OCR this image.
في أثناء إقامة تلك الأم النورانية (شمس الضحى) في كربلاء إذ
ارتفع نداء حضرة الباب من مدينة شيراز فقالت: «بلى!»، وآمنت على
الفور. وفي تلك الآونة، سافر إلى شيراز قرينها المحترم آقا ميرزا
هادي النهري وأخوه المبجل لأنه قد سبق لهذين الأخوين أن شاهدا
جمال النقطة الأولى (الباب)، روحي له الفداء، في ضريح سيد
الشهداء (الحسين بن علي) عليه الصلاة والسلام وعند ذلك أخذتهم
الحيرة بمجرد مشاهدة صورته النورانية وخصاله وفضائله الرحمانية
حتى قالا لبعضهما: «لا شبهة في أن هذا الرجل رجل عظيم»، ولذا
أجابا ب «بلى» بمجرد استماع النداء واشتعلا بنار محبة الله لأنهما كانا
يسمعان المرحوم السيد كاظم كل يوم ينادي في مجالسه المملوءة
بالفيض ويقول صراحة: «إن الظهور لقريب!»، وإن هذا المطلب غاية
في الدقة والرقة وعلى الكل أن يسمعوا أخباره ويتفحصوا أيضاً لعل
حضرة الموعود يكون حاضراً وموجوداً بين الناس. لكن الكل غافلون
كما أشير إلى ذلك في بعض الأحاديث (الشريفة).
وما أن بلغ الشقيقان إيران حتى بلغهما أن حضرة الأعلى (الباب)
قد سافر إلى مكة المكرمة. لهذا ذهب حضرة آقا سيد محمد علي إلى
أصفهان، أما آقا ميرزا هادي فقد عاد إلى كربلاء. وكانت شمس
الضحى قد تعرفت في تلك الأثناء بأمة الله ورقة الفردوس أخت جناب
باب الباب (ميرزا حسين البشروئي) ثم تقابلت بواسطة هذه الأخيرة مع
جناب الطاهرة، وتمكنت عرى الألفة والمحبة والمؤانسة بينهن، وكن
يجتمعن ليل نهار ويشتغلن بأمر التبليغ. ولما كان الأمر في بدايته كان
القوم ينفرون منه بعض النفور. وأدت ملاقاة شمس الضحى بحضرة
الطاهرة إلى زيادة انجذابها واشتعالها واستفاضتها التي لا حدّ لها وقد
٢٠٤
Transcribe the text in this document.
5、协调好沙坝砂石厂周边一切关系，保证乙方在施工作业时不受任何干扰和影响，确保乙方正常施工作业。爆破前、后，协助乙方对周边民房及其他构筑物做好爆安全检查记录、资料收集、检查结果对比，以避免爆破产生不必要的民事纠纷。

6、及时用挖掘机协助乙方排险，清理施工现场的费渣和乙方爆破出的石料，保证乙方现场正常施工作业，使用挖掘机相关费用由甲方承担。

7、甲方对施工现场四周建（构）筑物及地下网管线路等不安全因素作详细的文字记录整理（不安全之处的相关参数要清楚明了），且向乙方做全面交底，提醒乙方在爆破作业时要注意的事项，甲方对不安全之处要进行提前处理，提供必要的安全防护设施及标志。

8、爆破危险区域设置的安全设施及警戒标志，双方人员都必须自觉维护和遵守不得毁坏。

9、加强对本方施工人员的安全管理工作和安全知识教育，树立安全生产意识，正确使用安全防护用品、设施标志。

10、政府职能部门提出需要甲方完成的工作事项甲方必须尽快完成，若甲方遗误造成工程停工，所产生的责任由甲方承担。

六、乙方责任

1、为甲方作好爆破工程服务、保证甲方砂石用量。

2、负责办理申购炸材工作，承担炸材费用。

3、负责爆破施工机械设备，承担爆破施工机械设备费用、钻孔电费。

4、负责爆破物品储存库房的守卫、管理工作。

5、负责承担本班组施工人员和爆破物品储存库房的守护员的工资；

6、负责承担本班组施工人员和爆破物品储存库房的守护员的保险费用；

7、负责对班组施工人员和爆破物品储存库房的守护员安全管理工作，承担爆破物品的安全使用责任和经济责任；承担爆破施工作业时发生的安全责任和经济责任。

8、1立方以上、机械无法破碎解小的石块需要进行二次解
■ ■ ■ ■
### [WHAT YOU SHOULD DO]
Give back the whole listing exactly as it reads.

### [WRITTEN ANSWER]
OCR this image.
في أثناء إقامة تلك الأم النورانية (شمس الضحى) في كربلاء إذ
ارتفع نداء حضرة الباب من مدينة شيراز فقالت: «بلى!»، وآمنت على
الفور. وفي تلك الآونة، سافر إلى شيراز قرينها المحترم آقا ميرزا
هادي النهري وأخوه المبجل لأنه قد سبق لهذين الأخوين أن شاهدا
جمال النقطة الأولى (الباب)، روحي له الفداء، في ضريح سيد
الشهداء (الحسين بن علي) عليه الصلاة والسلام وعند ذلك أخذتهم
الحيرة بمجرد مشاهدة صورته النورانية وخصاله وفضائله الرحمانية
حتى قالا لبعضهما: «لا شبهة في أن هذا الرجل رجل عظيم»، ولذا
أجابا ب «بلى» بمجرد استماع النداء واشتعلا بنار محبة الله لأنهما كانا
يسمعان المرحوم السيد كاظم كل يوم ينادي في مجالسه المملوءة
بالفيض ويقول صراحة: «إن الظهور لقريب!»، وإن هذا المطلب غاية
في الدقة والرقة وعلى الكل أن يسمعوا أخباره ويتفحصوا أيضاً لعل
حضرة الموعود يكون حاضراً وموجوداً بين الناس. لكن الكل غافلون
كما أشير إلى ذلك في بعض الأحاديث (الشريفة).
وما أن بلغ الشقيقان إيران حتى بلغهما أن حضرة الأعلى (الباب)
قد سافر إلى مكة المكرمة. لهذا ذهب حضرة آقا سيد محمد علي إلى
أصفهان، أما آقا ميرزا هادي فقد عاد إلى كربلاء. وكانت شمس
الضحى قد تعرفت في تلك الأثناء بأمة الله ورقة الفردوس أخت جناب
باب الباب (ميرزا حسين البشروئي) ثم تقابلت بواسطة هذه الأخيرة مع
جناب الطاهرة، وتمكنت عرى الألفة والمحبة والمؤانسة بينهن، وكن
يجتمعن ليل نهار ويشتغلن بأمر التبليغ. ولما كان الأمر في بدايته كان
القوم ينفرون منه بعض النفور. وأدت ملاقاة شمس الضحى بحضرة
الطاهرة إلى زيادة انجذابها واشتعالها واستفاضتها التي لا حدّ لها وقد
٢٠٤
Transcribe the text in this document.
5、协调好沙坝砂石厂周边一切关系，保证乙方在施工作业时不受任何干扰和影响，确保乙方正常施工作业。爆破前、后，协助乙方对周边民房及其他构筑物做好爆安全检查记录、资料收集、检查结果对比，以避免爆破产生不必要的民事纠纷。

6、及时用挖掘机协助乙方排险，清理施工现场的费渣和乙方爆破出的石料，保证乙方现场正常施工作业，使用挖掘机相关费用由甲方承担。

7、甲方对施工现场四周建（构）筑物及地下网管线路等不安全因素作详细的文字记录整理（不安全之处的相关参数要清楚明了），且向乙方做全面交底，提醒乙方在爆破作业时要注意的事项，甲方对不安全之处要进行提前处理，提供必要的安全防护设施及标志。

8、爆破危险区域设置的安全设施及警戒标志，双方人员都必须自觉维护和遵守不得毁坏。

9、加强对本方施工人员的安全管理工作和安全知识教育，树立安全生产意识，正确使用安全防护用品、设施标志。

10、政府职能部门提出需要甲方完成的工作事项甲方必须尽快完成，若甲方遗误造成工程停工，所产生的责任由甲方承担。

六、乙方责任

1、为甲方作好爆破工程服务、保证甲方砂石用量。

2、负责办理申购炸材工作，承担炸材费用。

3、负责爆破施工机械设备，承担爆破施工机械设备费用、钻孔电费。

4、负责爆破物品储存库房的守卫、管理工作。

5、负责承担本班组施工人员和爆破物品储存库房的守护员的工资；

6、负责承担本班组施工人员和爆破物品储存库房的守护员的保险费用；

7、负责对班组施工人员和爆破物品储存库房的守护员安全管理工作，承担爆破物品的安全使用责任和经济责任；承担爆破施工作业时发生的安全责任和经济责任。

8、1立方以上、机械无法破碎解小的石块需要进行二次解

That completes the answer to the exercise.